- [Work to complete]: In the discussion of the Cisco H.323 flaw, in what month and year was Windows NT 3.1 released?

Start of Document excerpt

Love those buffer exploits...
"In a 32-bit world, you're a 2-bit user. You've got your own newsgroup, alt.total.loser." -Weird Al
But Windows rests on a 20 year old operating system.
Muh? Granted the parent poster is a troll, but there's no need to lie in response.
Windows NT 3.1 - a 32-bit operating system built from the ground-up was released in July 1993 (there was no NT version 1.0 or 2.0, they skipped ahead to keep up with the Windows 3.1 version number). As anyone who tried to run DOS games on Windows NT / 2000 / XP can tell you - it is definitely *NOT* based on DOS.
Taking release dates, Windows NT is two years younger than Linux - which was released in August 1991
If you're going to lie, at least do it convincingly. (The original poster was refering to Windows NT 4, not Windows 95 and 98, which admittedly sit on top of DOS).
I don't think that this is going to be as large of a problem as Cisco's earlier issues. Although a worm could target home users running IP telephony applications on their PC's, this vulnerability is non-replicating and the potential for abuse is rather limited.
Basically, there are two major Cisco product lines that are affected by this bug. The first is Cisco's VoIP infrastructure products: the Cisco CallManager server, Conferencing Server, Softswitch and IOS-based routers running H.323 services, among others. Except where the public has access to VoIP services over the Internet, these servers and routers are located on the inside of a firewall. In a best-practices network design, all access to these servers and routers is either via the internal LAN or through a secure VPN connection over the Internet (or any other public network, for that matter). I would find it very unusual to have these services available publicly. If I left a Cisco router with POTS access and an easily guessable dial peer on an Internet-accessible LAN, the potential for toll fraud would be enormous (free calls, lots 'o free calls).
The second group of products that are vulnerable are Cisco routers performing NAT and firewall services. Cisco's Content Based Access-Control (CBAC) -- a "dynamic firewall" technology -- is also vulnerable to the H.323 DoS attacks in the same manner as the Microsoft IAS server. Once again, unless H.323 ports are open to unrestricted access from the Internet, routers are not vulnerable from random outside attacks. Traffic that originated from behind the firewall would be able to disrupt services, however it's much easier to apply an access list to track and block the offending traffic than it is to prevent an external DoS attack.
What's my point? I don't see a widespread attack being able to disable servers and routers on a large scale. Unless attacks are originated from inside a corporate firewall, the potential for disrupted services are minimal. I'm sure that large VoIP service providers are scrambling to patch and secure whatever systems possible - however, they are much better equipped to handle this issue than a Mom and Pop business who happens to have a CallManager server (at least we hope).
For people who are running these products, I'm recommending a thorough review of external firewall policies to make sure that there aren't any exposed H.323 ports. I'm also recommending an upgrade when it's feasible, but IMHO, there aren't many situations that would require burning the midnight oil to install patches.
Just my $.02.
The current H.323 flaw is based on bugs on the ASN.1 parser used in these products. The big bugs in almost all SNMP implementations a year ago or so also was based in ASN.1 parsing failures. Many openssl bugs are based in ASN.1 parsing failures.
The linux kernel 2.6 just got ASN.1 parsing INSIDE THE KERNEL in order to implement AUTH_KERB as part of the NFS/Kerberos client. Expect ASN.1 parsing based bugs inside the Linux kernel real soon now.

End of Document excerpt
Start of Given entries

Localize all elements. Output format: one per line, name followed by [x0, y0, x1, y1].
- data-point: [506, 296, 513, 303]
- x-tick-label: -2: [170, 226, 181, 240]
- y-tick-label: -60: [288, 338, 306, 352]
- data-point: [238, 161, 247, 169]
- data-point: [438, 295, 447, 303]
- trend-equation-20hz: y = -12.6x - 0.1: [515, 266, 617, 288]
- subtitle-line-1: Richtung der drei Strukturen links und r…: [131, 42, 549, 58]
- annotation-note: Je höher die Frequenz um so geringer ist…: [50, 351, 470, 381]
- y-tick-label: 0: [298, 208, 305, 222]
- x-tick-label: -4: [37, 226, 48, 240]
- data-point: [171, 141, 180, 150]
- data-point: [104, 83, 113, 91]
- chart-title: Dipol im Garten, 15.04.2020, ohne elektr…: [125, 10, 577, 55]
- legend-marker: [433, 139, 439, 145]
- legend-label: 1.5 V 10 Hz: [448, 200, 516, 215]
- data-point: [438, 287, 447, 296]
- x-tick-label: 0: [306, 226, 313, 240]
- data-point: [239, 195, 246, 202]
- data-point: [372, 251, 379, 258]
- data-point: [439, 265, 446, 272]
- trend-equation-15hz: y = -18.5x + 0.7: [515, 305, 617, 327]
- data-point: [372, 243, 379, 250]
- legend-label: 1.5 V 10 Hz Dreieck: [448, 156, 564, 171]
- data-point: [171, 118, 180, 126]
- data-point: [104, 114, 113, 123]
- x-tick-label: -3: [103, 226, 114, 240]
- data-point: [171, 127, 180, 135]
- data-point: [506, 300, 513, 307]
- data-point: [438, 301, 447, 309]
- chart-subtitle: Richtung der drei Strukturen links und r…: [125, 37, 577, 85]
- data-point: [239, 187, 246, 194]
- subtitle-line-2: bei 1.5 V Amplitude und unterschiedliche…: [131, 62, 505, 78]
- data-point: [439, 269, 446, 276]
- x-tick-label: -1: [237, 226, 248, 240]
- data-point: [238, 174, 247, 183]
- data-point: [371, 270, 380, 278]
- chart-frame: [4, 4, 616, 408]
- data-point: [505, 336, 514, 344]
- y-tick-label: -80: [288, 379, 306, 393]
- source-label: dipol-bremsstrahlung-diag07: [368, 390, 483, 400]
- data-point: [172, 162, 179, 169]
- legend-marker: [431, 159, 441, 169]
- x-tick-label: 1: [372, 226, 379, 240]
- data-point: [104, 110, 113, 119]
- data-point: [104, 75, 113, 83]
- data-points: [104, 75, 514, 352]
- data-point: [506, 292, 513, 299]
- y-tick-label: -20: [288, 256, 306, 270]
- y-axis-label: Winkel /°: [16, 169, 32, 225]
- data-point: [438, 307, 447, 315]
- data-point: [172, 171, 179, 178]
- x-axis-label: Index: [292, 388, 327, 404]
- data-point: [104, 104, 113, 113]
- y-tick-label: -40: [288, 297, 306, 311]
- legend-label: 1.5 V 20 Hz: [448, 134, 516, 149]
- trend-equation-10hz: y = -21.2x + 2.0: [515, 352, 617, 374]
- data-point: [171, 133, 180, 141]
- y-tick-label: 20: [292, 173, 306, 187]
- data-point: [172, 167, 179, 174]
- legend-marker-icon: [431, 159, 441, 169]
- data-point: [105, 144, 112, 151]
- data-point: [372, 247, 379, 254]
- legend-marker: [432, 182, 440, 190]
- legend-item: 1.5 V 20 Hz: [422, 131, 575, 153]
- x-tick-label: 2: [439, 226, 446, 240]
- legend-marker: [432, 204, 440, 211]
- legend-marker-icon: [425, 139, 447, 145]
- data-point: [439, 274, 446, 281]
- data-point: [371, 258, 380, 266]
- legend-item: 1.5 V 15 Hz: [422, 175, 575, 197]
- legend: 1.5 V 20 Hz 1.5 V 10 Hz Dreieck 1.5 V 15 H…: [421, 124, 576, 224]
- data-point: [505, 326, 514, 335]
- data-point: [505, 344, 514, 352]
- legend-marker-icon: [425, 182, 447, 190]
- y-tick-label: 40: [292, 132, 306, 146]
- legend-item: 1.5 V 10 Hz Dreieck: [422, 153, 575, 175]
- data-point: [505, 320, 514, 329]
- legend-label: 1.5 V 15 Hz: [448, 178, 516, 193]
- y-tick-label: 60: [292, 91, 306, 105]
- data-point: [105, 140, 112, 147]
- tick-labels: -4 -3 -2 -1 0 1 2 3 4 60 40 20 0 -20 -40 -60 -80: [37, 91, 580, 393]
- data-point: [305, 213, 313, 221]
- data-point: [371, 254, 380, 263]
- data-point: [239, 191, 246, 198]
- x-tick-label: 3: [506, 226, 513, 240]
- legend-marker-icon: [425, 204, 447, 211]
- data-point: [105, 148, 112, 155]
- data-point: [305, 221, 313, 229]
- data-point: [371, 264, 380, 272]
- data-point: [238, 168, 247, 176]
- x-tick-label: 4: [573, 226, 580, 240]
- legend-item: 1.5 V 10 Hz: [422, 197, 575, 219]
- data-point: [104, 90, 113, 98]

End of Given entries

- [Response box]: July 1993